■ **Task goal**
Everything in the data should be repeated exactly, save for the images.

■ **Available records**
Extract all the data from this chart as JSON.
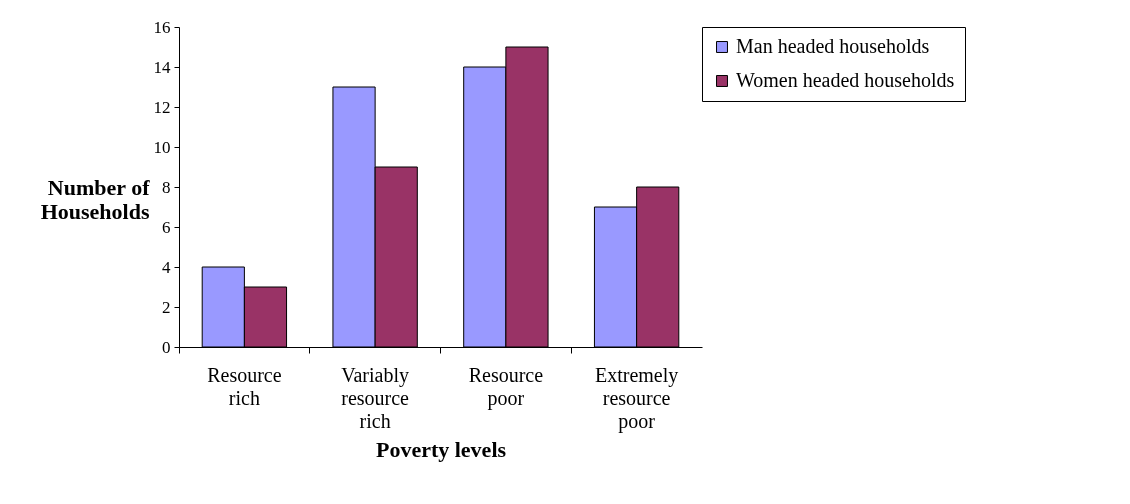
{
  "chart_data": {
    "type": "bar",
    "xlabel": "Poverty levels",
    "ylabel": "Number of Households",
    "categories": [
      "Resource rich",
      "Variably resource rich",
      "Resource poor",
      "Extremely resource poor"
    ],
    "series": [
      {
        "name": "Man headed households",
        "color": "#9999ff",
        "values": [
          4,
          13,
          14,
          7
        ]
      },
      {
        "name": "Women headed households",
        "color": "#993366",
        "values": [
          3,
          9,
          15,
          8
        ]
      }
    ],
    "ylim": [
      0,
      16
    ],
    "yticks": [
      0,
      2,
      4,
      6,
      8,
      10,
      12,
      14,
      16
    ],
    "grid": false,
    "legend": "right"
  }
}
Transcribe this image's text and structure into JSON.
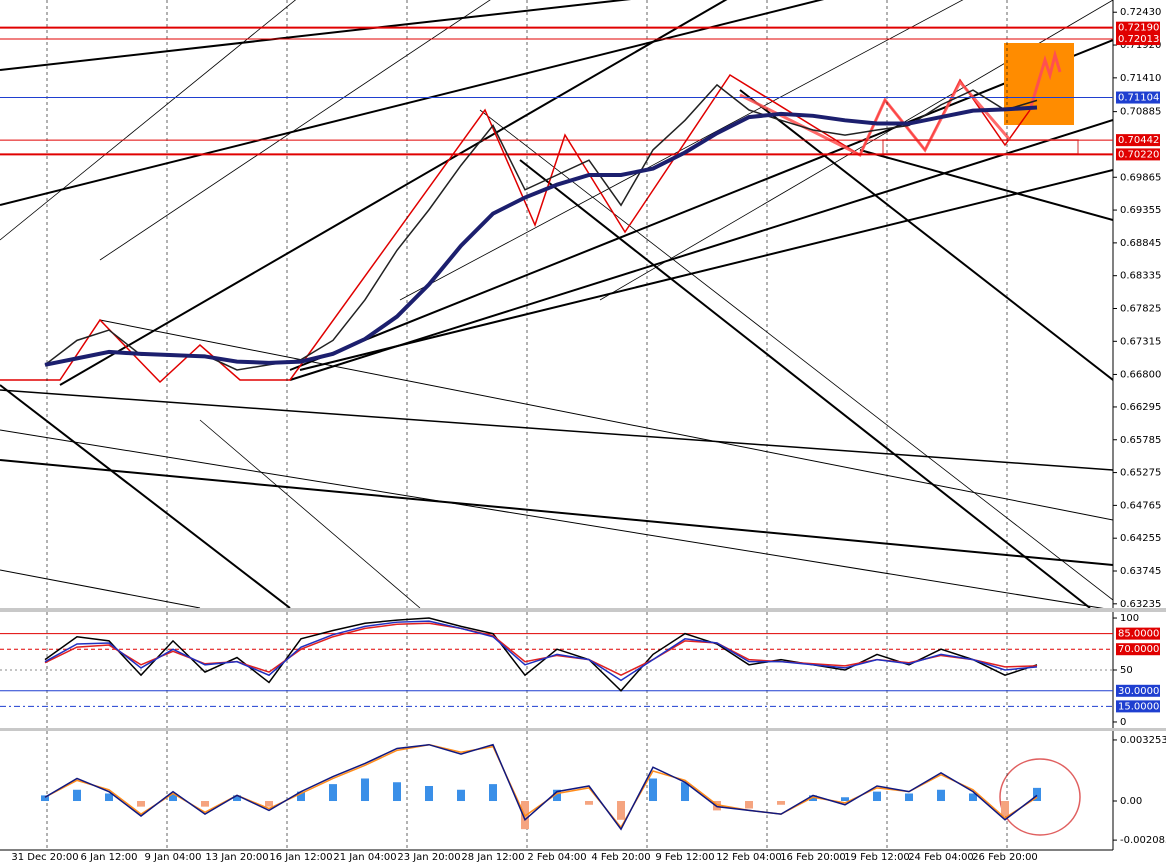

■ **Answer for the task**
Extract all the data from this chart as JSON.
{
  "chart_data": {
    "type": "bar",
    "xlabel": "Poverty levels",
    "ylabel": "Number of Households",
    "categories": [
      "Resource rich",
      "Variably resource rich",
      "Resource poor",
      "Extremely resource poor"
    ],
    "series": [
      {
        "name": "Man headed households",
        "color": "#9999ff",
        "values": [
          4,
          13,
          14,
          7
        ]
      },
      {
        "name": "Women headed households",
        "color": "#993366",
        "values": [
          3,
          9,
          15,
          8
        ]
      }
    ],
    "ylim": [
      0,
      16
    ],
    "yticks": [
      0,
      2,
      4,
      6,
      8,
      10,
      12,
      14,
      16
    ],
    "grid": false,
    "legend": "right"
  }
}
Transcribe this image's text and structure into JSON.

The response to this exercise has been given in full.